INSTRUCTIONS FOR THE TASK:
Write out again, unchanged, everything in the material from its very first line down to the line containing "text-line: Det skal", including both of those lines.

RECORDS SUPPLIED:
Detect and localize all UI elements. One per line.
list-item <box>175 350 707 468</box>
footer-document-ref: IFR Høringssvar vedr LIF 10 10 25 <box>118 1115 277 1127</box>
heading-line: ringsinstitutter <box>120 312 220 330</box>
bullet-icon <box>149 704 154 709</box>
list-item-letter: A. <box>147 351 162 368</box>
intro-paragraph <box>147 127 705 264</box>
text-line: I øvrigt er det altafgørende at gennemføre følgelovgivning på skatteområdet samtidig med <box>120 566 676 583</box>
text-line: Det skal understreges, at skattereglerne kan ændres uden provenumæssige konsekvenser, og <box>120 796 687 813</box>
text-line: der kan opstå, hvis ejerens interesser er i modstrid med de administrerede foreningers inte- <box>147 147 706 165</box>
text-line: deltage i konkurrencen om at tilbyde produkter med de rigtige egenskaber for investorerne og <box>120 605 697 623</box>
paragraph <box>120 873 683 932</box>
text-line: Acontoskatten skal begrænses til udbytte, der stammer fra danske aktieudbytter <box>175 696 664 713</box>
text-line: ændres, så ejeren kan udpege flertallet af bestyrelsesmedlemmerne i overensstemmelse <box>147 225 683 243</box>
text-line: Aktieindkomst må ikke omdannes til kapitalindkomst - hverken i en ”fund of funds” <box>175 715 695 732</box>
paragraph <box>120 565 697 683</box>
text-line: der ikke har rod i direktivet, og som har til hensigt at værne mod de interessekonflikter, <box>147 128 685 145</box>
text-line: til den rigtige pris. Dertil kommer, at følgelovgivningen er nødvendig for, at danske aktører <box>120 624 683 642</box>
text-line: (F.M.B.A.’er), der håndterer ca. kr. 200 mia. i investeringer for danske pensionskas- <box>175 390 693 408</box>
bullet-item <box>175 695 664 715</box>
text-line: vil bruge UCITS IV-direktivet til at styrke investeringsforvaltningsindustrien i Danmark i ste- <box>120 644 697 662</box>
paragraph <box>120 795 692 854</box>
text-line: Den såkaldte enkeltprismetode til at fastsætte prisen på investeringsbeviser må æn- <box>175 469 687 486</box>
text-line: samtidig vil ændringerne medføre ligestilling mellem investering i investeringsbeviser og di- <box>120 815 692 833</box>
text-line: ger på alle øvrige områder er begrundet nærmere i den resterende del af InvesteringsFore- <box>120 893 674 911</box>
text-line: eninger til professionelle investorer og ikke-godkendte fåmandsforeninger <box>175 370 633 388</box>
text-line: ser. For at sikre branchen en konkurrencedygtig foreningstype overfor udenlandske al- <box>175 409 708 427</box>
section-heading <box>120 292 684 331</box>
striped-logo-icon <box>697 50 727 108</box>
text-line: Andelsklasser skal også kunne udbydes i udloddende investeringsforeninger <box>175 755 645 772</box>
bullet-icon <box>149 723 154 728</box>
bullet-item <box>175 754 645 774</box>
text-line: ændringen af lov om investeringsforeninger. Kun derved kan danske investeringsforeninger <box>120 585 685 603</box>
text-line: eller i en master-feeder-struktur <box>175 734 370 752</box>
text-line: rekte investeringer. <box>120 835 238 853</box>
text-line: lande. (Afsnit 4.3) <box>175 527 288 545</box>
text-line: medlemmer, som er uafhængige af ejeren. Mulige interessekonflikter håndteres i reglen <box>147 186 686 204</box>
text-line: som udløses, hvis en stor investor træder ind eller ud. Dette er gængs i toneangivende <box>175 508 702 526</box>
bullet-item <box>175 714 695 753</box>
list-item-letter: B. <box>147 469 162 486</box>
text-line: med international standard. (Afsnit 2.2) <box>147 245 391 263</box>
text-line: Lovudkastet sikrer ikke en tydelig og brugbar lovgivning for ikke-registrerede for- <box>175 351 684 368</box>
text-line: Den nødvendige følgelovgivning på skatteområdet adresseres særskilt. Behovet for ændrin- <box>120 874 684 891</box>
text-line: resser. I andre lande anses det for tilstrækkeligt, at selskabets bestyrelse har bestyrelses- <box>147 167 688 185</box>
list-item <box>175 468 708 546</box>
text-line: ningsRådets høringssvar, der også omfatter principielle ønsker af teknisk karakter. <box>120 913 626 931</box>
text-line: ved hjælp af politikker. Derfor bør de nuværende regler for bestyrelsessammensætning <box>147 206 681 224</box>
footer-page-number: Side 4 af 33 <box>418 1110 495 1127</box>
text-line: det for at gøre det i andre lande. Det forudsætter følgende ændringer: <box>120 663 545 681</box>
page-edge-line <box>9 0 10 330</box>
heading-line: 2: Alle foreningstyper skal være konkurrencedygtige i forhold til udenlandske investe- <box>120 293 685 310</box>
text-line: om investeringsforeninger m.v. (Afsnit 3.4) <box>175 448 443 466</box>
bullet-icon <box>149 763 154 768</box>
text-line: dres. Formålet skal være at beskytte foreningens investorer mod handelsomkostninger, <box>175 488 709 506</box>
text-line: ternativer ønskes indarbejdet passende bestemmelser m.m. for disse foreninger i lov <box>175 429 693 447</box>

COMPLETED TASK:
Detect and localize all UI elements. One per line.
list-item <box>175 350 707 468</box>
footer-document-ref: IFR Høringssvar vedr LIF 10 10 25 <box>118 1115 277 1127</box>
heading-line: ringsinstitutter <box>120 312 220 330</box>
bullet-icon <box>149 704 154 709</box>
list-item-letter: A. <box>147 351 162 368</box>
intro-paragraph <box>147 127 705 264</box>
text-line: I øvrigt er det altafgørende at gennemføre følgelovgivning på skatteområdet samtidig med <box>120 566 676 583</box>
text-line: Det skal understreges, at skattereglerne kan ændres uden provenumæssige konsekvenser, og <box>120 796 687 813</box>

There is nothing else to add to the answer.